[What is needed]: Copy out every line of the data where the word "assistance" is found.

Records from a data source:
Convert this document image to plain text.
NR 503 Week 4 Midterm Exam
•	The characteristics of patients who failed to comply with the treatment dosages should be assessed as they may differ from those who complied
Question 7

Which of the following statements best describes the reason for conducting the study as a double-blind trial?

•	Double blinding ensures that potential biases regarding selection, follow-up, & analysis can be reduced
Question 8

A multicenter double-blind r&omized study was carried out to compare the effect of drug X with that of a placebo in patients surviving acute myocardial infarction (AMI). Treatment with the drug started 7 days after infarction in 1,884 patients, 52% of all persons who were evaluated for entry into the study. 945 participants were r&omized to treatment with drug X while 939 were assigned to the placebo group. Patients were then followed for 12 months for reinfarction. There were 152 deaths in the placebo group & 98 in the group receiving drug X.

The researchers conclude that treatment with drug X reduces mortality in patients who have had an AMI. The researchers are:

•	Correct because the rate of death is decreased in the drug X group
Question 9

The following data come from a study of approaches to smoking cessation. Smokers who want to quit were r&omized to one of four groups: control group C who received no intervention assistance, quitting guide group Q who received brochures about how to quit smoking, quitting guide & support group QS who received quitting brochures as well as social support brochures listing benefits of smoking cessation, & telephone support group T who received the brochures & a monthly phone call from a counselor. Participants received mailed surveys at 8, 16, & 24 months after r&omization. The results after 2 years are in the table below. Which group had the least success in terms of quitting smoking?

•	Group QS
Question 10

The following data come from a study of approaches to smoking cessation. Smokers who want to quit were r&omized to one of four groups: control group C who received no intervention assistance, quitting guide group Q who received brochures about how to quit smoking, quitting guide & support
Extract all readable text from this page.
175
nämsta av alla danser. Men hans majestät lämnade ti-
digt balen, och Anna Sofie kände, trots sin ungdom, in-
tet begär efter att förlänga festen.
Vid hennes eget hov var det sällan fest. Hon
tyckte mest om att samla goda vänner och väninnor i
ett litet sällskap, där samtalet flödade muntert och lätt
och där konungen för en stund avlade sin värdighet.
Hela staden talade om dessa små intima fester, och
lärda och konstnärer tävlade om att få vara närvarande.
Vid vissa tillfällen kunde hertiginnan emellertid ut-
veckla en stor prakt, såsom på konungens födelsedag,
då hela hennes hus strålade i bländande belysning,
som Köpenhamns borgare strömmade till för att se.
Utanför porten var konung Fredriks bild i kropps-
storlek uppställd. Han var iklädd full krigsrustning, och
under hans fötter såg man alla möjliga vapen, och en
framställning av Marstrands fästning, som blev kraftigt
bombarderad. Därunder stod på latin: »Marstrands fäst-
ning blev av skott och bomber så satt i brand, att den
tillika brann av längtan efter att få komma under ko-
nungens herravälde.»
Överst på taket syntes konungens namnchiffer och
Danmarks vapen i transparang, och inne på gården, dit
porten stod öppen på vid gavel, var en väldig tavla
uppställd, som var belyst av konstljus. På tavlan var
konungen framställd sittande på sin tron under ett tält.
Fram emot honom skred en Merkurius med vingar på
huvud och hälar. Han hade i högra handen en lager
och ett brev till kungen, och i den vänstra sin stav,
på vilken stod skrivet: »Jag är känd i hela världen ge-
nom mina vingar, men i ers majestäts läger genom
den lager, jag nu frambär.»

[Reply to the task]:
The following data come from a study of approaches to smoking cessation. Smokers who want to quit were r&omized to one of four groups: control group C who received no intervention assistance, quitting guide group Q who received brochures about how to quit smoking, quitting guide & support group QS who received quitting brochures as well as social support brochures listing benefits of smoking cessation, & telephone support group T who received the brochures & a monthly phone call from a counselor. Participants received mailed surveys at 8, 16, & 24 months after r&omization. The results after 2 years are in the table below. Which group had the least success in terms of quitting smoking?
The following data come from a study of approaches to smoking cessation. Smokers who want to quit were r&omized to one of four groups: control group C who received no intervention assistance, quitting guide group Q who received brochures about how to quit smoking, quitting guide & support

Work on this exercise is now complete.